# SUPPLIED MATERIAL:

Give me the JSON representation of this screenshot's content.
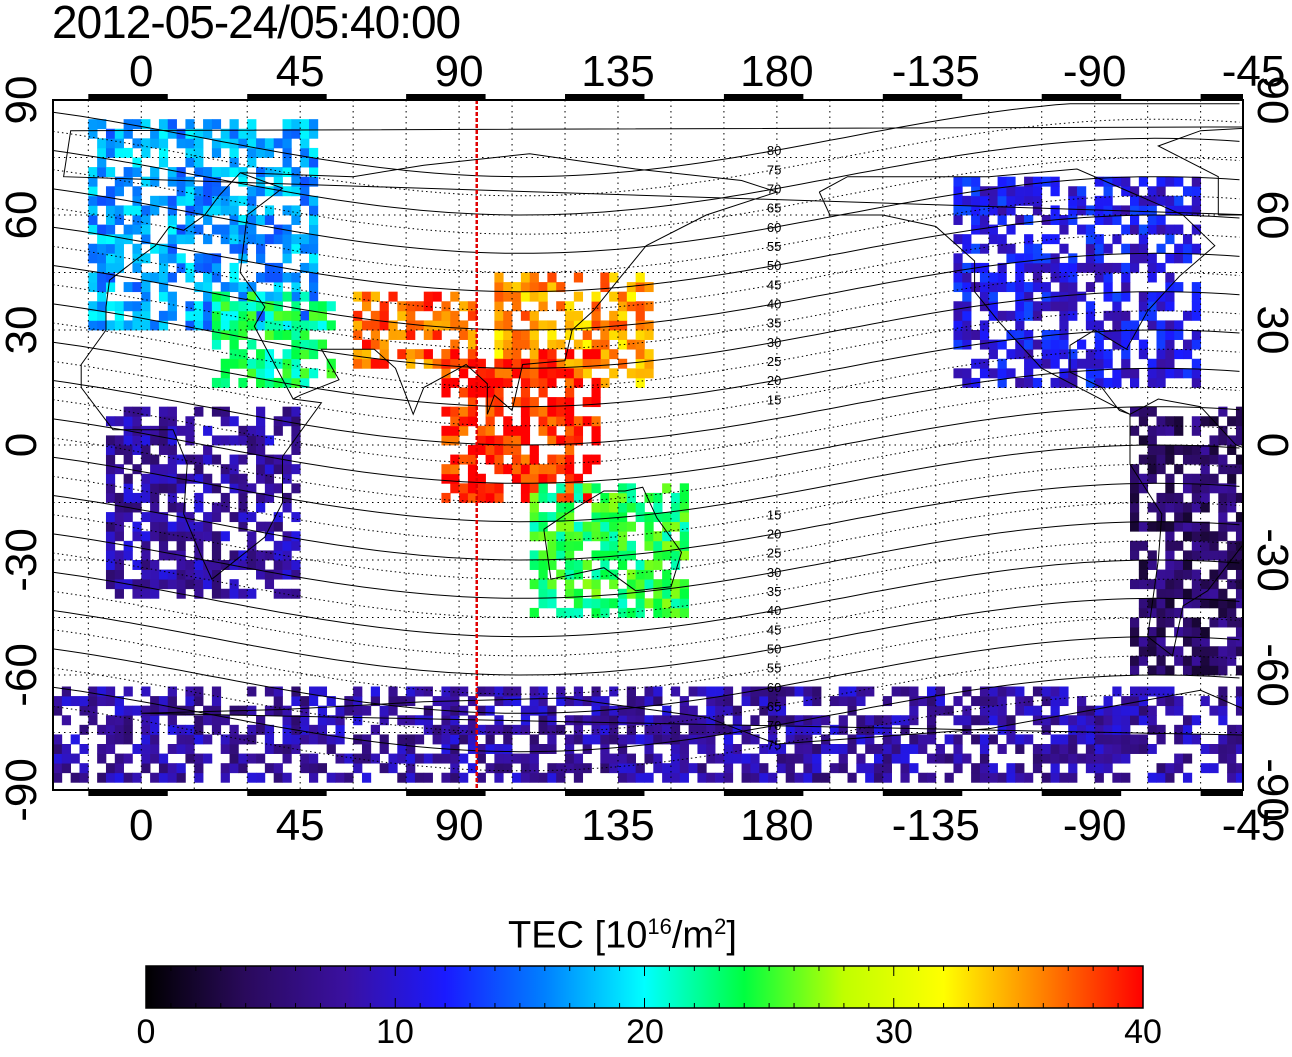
{
  "title": "2012-05-24/05:40:00",
  "map": {
    "x_ticks_top": [
      "0",
      "45",
      "90",
      "135",
      "180",
      "-135",
      "-90",
      "-45"
    ],
    "x_ticks_bottom": [
      "0",
      "45",
      "90",
      "135",
      "180",
      "-135",
      "-90",
      "-45"
    ],
    "y_ticks_left": [
      "90",
      "60",
      "30",
      "0",
      "-30",
      "-60",
      "-90"
    ],
    "y_ticks_right": [
      "90",
      "60",
      "30",
      "0",
      "-30",
      "-60",
      "-90"
    ],
    "terminator_longitude": 95,
    "terminator_color": "#e00000",
    "magnetic_latitude_labels": [
      "80",
      "75",
      "70",
      "65",
      "60",
      "55",
      "50",
      "45",
      "40",
      "35",
      "30",
      "25",
      "20",
      "15",
      "15",
      "20",
      "25",
      "30",
      "35",
      "40",
      "45",
      "50",
      "55",
      "60",
      "65",
      "70",
      "75"
    ]
  },
  "colorbar": {
    "title_main": "TEC  [10",
    "title_exp1": "16",
    "title_mid": "/m",
    "title_exp2": "2",
    "title_end": "]",
    "min": 0,
    "max": 40,
    "tick_labels": [
      "0",
      "10",
      "20",
      "30",
      "40"
    ],
    "colormap": [
      "#000000",
      "#2a0a5c",
      "#3a10a0",
      "#1a1aff",
      "#0080ff",
      "#00ffff",
      "#00ff40",
      "#c0ff00",
      "#ffff00",
      "#ff8000",
      "#ff0000"
    ]
  },
  "chart_data": {
    "type": "heatmap",
    "quantity": "TEC [10^16/m^2]",
    "color_range": [
      0,
      40
    ],
    "xlim_longitude": [
      -25,
      312
    ],
    "ylim_latitude": [
      -90,
      90
    ],
    "regions": [
      {
        "lon": [
          -15,
          50
        ],
        "lat": [
          30,
          85
        ],
        "tec": 17
      },
      {
        "lon": [
          20,
          55
        ],
        "lat": [
          15,
          40
        ],
        "tec": 23
      },
      {
        "lon": [
          60,
          95
        ],
        "lat": [
          20,
          40
        ],
        "tec": 37
      },
      {
        "lon": [
          100,
          145
        ],
        "lat": [
          15,
          45
        ],
        "tec": 35
      },
      {
        "lon": [
          85,
          130
        ],
        "lat": [
          -15,
          25
        ],
        "tec": 39
      },
      {
        "lon": [
          110,
          155
        ],
        "lat": [
          -45,
          -10
        ],
        "tec": 24
      },
      {
        "lon": [
          -10,
          45
        ],
        "lat": [
          -40,
          10
        ],
        "tec": 8
      },
      {
        "lon": [
          -130,
          -60
        ],
        "lat": [
          15,
          70
        ],
        "tec": 11
      },
      {
        "lon": [
          -80,
          -35
        ],
        "lat": [
          -60,
          10
        ],
        "tec": 5
      },
      {
        "lon": [
          -180,
          180
        ],
        "lat": [
          -88,
          -65
        ],
        "tec": 8
      }
    ]
  }
}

# EXERCISE REQUIREMENTS:
Repeat each entry exactly as given; no pictures belong in the copy.

# EXERCISE OUTPUT:
Give me the JSON representation of this screenshot's content.
{
  "title": "2012-05-24/05:40:00",
  "map": {
    "x_ticks_top": [
      "0",
      "45",
      "90",
      "135",
      "180",
      "-135",
      "-90",
      "-45"
    ],
    "x_ticks_bottom": [
      "0",
      "45",
      "90",
      "135",
      "180",
      "-135",
      "-90",
      "-45"
    ],
    "y_ticks_left": [
      "90",
      "60",
      "30",
      "0",
      "-30",
      "-60",
      "-90"
    ],
    "y_ticks_right": [
      "90",
      "60",
      "30",
      "0",
      "-30",
      "-60",
      "-90"
    ],
    "terminator_longitude": 95,
    "terminator_color": "#e00000",
    "magnetic_latitude_labels": [
      "80",
      "75",
      "70",
      "65",
      "60",
      "55",
      "50",
      "45",
      "40",
      "35",
      "30",
      "25",
      "20",
      "15",
      "15",
      "20",
      "25",
      "30",
      "35",
      "40",
      "45",
      "50",
      "55",
      "60",
      "65",
      "70",
      "75"
    ]
  },
  "colorbar": {
    "title_main": "TEC  [10",
    "title_exp1": "16",
    "title_mid": "/m",
    "title_exp2": "2",
    "title_end": "]",
    "min": 0,
    "max": 40,
    "tick_labels": [
      "0",
      "10",
      "20",
      "30",
      "40"
    ],
    "colormap": [
      "#000000",
      "#2a0a5c",
      "#3a10a0",
      "#1a1aff",
      "#0080ff",
      "#00ffff",
      "#00ff40",
      "#c0ff00",
      "#ffff00",
      "#ff8000",
      "#ff0000"
    ]
  },
  "chart_data": {
    "type": "heatmap",
    "quantity": "TEC [10^16/m^2]",
    "color_range": [
      0,
      40
    ],
    "xlim_longitude": [
      -25,
      312
    ],
    "ylim_latitude": [
      -90,
      90
    ],
    "regions": [
      {
        "lon": [
          -15,
          50
        ],
        "lat": [
          30,
          85
        ],
        "tec": 17
      },
      {
        "lon": [
          20,
          55
        ],
        "lat": [
          15,
          40
        ],
        "tec": 23
      },
      {
        "lon": [
          60,
          95
        ],
        "lat": [
          20,
          40
        ],
        "tec": 37
      },
      {
        "lon": [
          100,
          145
        ],
        "lat": [
          15,
          45
        ],
        "tec": 35
      },
      {
        "lon": [
          85,
          130
        ],
        "lat": [
          -15,
          25
        ],
        "tec": 39
      },
      {
        "lon": [
          110,
          155
        ],
        "lat": [
          -45,
          -10
        ],
        "tec": 24
      },
      {
        "lon": [
          -10,
          45
        ],
        "lat": [
          -40,
          10
        ],
        "tec": 8
      },
      {
        "lon": [
          -130,
          -60
        ],
        "lat": [
          15,
          70
        ],
        "tec": 11
      },
      {
        "lon": [
          -80,
          -35
        ],
        "lat": [
          -60,
          10
        ],
        "tec": 5
      },
      {
        "lon": [
          -180,
          180
        ],
        "lat": [
          -88,
          -65
        ],
        "tec": 8
      }
    ]
  }
}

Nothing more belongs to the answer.